* _REQUIRED TASK_
Gather up all lines that carry the word "wealth".
▼
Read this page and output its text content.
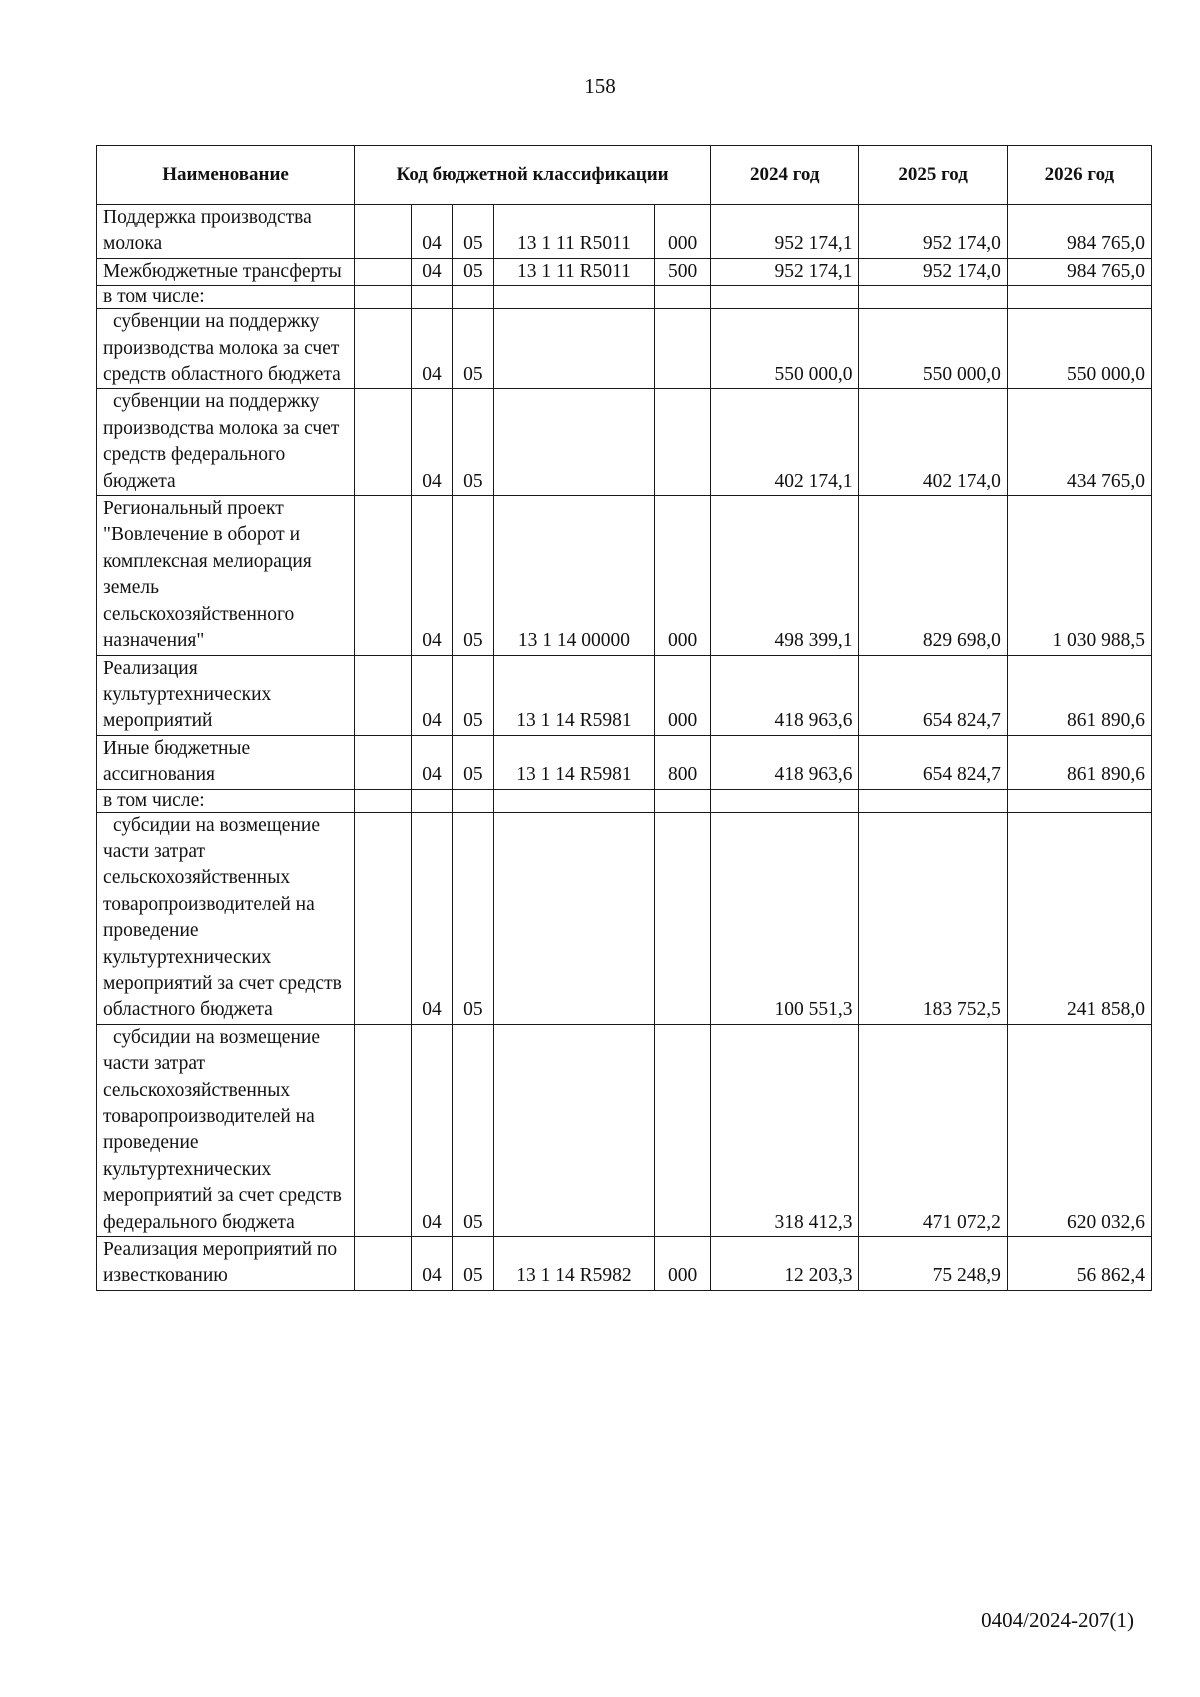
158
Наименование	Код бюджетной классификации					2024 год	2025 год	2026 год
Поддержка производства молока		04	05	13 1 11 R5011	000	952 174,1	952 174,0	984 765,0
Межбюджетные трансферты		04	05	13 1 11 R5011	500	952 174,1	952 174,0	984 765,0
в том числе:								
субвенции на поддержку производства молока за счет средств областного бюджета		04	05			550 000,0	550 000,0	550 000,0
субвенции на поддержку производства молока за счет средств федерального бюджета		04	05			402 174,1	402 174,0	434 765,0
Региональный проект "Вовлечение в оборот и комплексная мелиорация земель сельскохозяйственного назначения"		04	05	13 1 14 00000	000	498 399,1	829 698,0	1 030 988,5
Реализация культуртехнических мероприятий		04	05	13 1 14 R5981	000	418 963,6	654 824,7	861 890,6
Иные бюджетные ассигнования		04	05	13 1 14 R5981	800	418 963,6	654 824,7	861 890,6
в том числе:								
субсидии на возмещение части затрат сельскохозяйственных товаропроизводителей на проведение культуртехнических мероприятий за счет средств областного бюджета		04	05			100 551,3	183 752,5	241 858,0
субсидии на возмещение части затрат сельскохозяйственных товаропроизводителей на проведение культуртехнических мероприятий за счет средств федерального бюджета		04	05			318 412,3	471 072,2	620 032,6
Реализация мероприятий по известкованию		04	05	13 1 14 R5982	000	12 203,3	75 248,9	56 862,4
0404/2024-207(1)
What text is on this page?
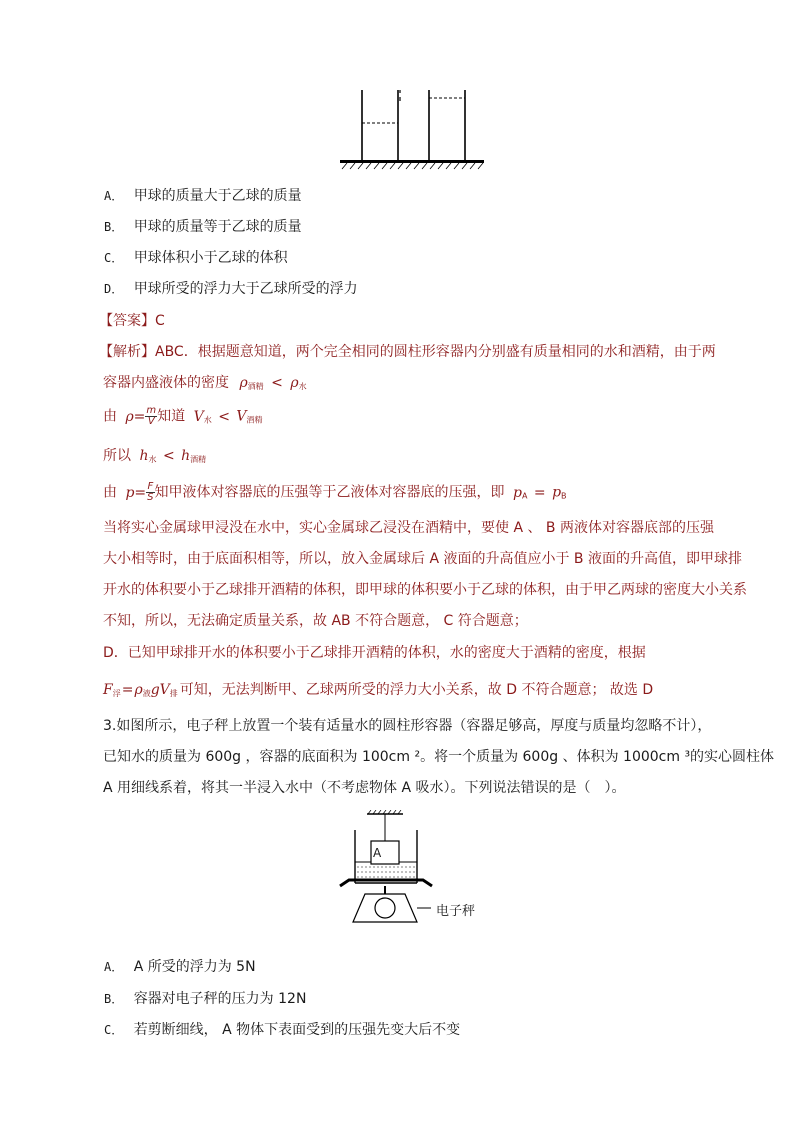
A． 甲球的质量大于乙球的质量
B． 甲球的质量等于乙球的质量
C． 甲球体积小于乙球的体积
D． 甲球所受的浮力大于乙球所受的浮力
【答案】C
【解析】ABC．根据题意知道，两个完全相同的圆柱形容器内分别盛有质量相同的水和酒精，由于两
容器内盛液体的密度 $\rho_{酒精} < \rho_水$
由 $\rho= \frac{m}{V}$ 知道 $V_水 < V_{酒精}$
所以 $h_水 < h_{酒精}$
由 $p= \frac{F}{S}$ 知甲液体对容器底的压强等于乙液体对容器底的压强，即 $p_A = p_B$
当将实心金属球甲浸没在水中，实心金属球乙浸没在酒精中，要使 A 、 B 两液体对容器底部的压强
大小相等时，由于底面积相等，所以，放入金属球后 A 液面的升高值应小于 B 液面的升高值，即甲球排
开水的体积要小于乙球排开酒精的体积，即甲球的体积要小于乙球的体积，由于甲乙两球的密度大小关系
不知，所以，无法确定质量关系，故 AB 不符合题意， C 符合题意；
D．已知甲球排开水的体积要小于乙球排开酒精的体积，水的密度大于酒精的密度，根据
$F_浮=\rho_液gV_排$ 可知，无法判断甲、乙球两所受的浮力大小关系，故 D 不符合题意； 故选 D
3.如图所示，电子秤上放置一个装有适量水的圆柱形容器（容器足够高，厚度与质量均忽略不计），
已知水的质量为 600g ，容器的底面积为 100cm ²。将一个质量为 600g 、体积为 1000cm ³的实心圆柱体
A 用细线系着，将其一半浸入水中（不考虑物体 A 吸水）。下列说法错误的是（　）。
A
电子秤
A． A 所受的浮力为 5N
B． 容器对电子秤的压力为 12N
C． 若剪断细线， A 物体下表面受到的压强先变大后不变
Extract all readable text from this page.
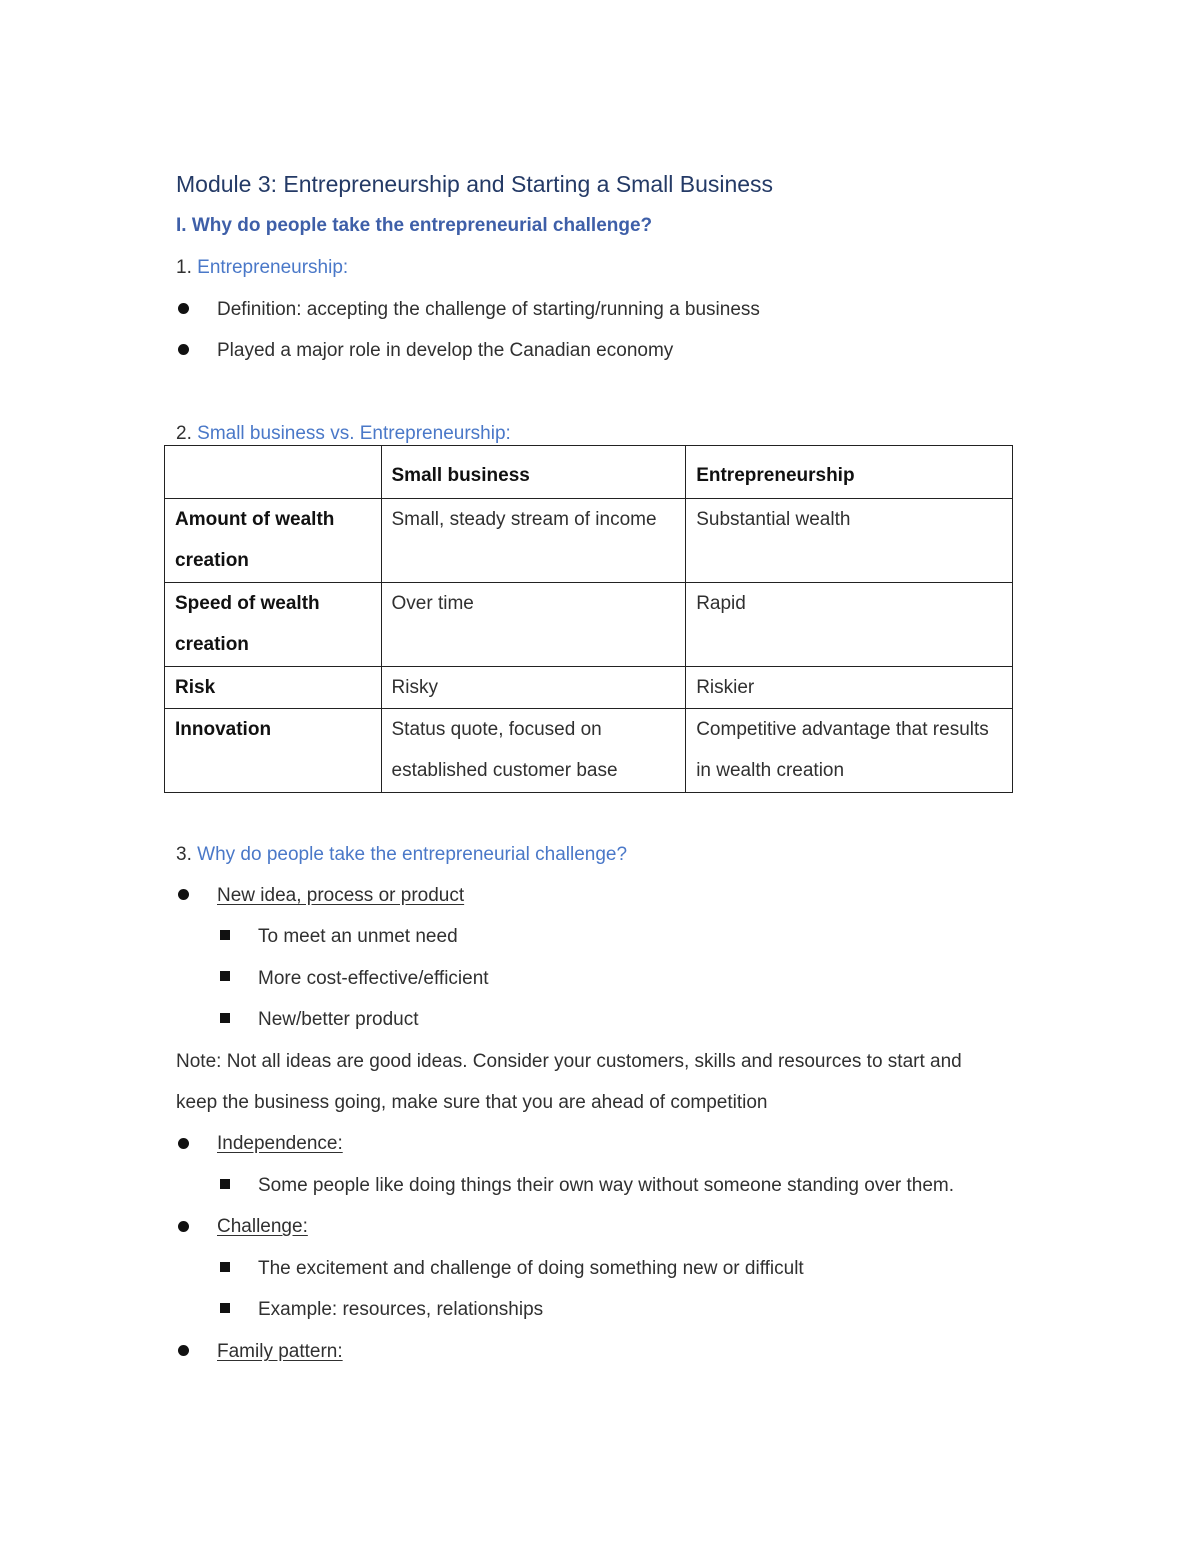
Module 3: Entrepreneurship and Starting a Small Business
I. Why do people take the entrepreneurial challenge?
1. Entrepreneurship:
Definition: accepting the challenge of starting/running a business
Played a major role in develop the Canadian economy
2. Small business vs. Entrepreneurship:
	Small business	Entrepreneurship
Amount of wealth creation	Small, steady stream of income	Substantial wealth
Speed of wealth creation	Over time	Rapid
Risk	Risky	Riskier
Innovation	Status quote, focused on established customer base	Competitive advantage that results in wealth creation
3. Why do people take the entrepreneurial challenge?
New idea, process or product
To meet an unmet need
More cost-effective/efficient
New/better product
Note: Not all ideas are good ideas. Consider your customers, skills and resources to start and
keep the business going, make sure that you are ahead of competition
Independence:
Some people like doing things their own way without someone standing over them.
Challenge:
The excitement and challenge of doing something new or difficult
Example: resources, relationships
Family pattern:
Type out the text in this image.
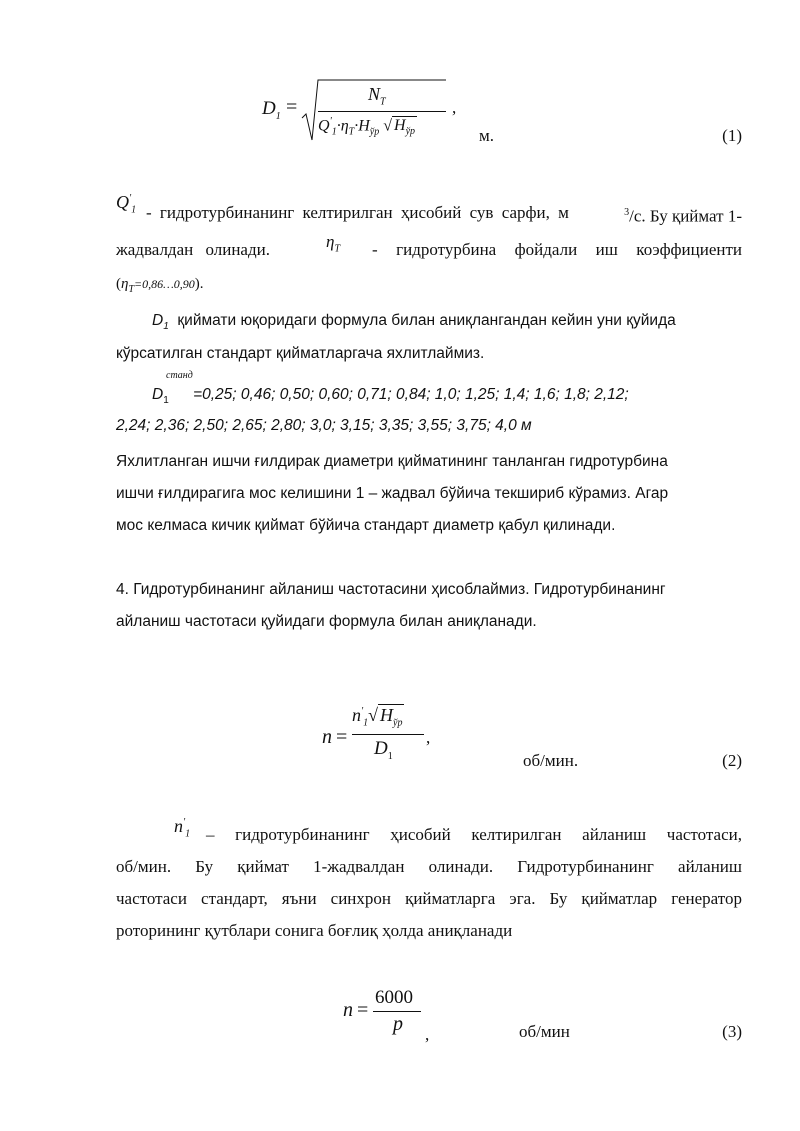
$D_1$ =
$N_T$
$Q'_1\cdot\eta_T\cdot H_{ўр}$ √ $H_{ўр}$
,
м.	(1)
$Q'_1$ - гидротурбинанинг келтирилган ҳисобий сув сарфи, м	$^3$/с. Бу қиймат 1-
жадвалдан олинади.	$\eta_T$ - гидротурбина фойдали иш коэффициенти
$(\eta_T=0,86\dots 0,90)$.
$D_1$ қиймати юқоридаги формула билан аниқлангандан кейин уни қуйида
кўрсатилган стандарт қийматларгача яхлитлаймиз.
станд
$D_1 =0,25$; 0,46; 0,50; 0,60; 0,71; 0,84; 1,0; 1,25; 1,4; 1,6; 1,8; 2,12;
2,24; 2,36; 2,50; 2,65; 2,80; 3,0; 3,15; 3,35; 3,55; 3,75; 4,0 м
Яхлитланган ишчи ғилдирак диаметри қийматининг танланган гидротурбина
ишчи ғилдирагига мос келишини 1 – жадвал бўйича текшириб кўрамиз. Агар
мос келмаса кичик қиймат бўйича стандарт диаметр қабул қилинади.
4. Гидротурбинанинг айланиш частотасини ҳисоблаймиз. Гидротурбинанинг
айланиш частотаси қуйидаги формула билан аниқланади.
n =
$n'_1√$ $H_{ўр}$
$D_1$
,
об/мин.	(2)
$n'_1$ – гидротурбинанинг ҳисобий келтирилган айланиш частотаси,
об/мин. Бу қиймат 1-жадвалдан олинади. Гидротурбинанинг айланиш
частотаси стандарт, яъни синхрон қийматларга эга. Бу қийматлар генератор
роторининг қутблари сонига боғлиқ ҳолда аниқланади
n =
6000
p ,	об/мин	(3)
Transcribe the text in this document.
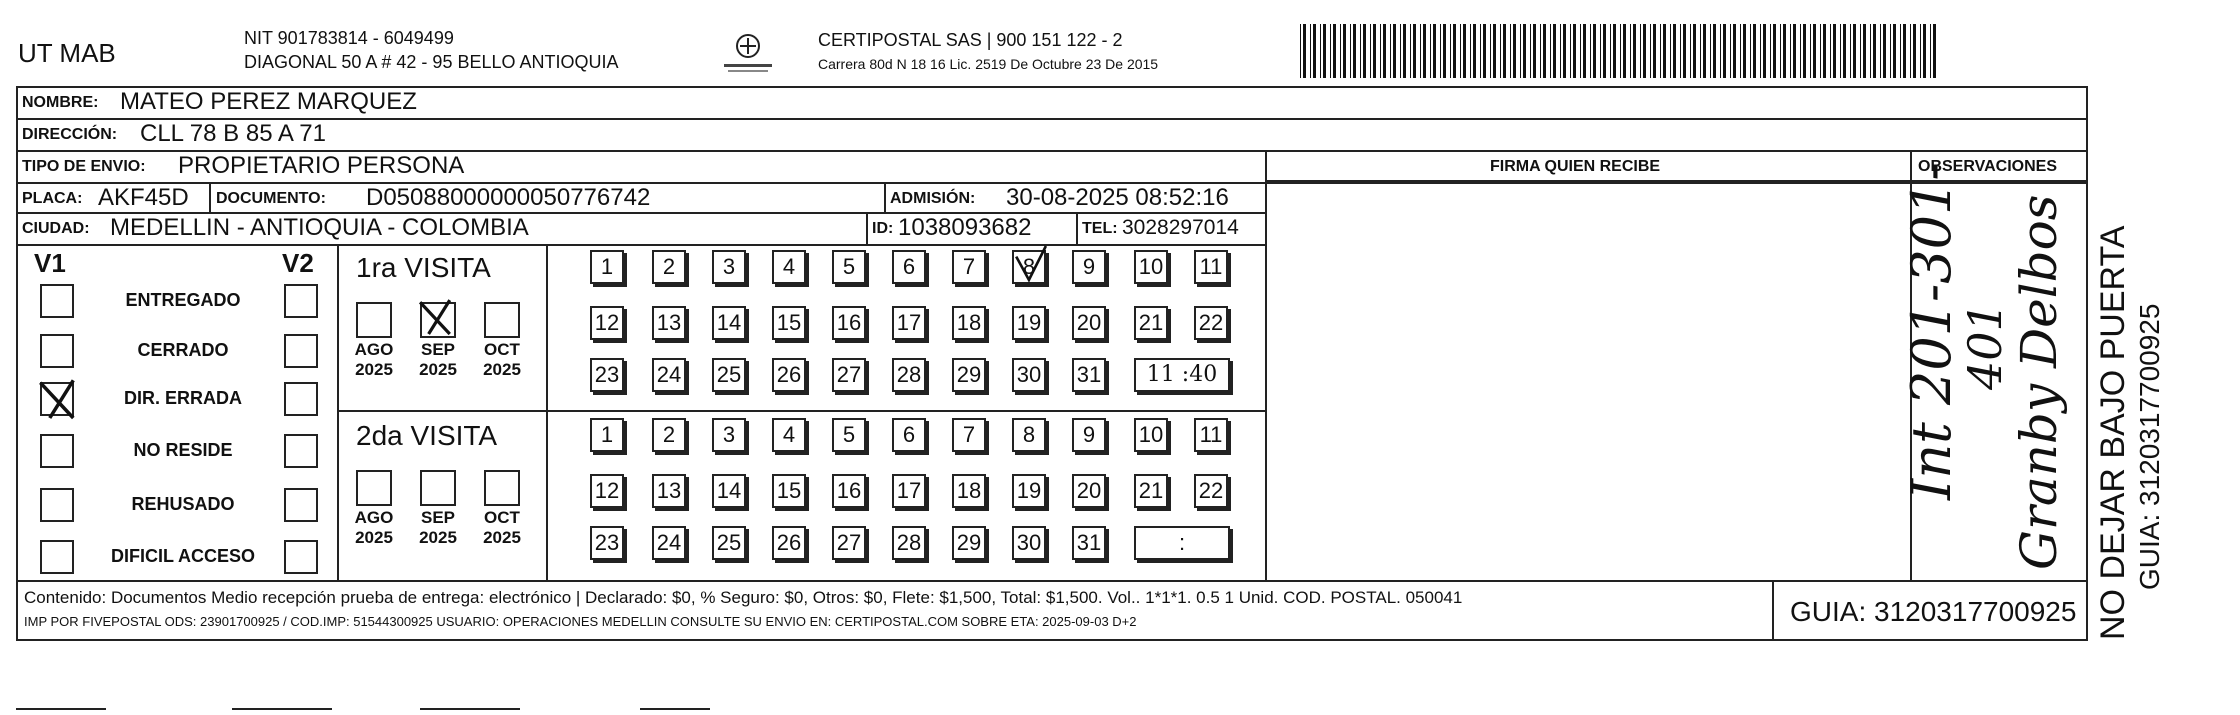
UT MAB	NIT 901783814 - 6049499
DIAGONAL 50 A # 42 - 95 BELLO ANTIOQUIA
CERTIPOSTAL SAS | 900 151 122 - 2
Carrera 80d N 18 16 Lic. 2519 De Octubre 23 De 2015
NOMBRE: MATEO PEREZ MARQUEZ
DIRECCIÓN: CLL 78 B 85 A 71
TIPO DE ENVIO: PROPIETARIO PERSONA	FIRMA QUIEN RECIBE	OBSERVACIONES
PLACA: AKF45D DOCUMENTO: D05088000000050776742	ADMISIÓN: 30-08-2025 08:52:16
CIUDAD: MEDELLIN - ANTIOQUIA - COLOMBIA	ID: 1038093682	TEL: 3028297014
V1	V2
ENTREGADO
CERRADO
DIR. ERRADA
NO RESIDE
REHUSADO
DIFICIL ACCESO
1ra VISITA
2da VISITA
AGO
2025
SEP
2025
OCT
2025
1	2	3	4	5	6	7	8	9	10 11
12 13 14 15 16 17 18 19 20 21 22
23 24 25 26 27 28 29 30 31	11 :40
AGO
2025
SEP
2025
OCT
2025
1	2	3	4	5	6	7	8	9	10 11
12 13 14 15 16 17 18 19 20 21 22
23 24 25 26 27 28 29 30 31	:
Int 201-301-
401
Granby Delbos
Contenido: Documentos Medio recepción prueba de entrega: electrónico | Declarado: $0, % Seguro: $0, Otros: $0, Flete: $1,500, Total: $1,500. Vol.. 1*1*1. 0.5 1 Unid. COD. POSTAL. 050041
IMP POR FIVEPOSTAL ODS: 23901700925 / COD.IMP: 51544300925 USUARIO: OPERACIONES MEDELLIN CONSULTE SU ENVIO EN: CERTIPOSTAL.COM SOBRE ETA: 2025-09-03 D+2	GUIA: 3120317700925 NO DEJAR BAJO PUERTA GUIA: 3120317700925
▲
* _WRITTEN ANSWER_
Amount of wealth creation	Small, steady stream of income	Substantial wealth
Speed of wealth creation	Over time	Rapid
Innovation	Status quote, focused on established customer base	Competitive advantage that results in wealth creation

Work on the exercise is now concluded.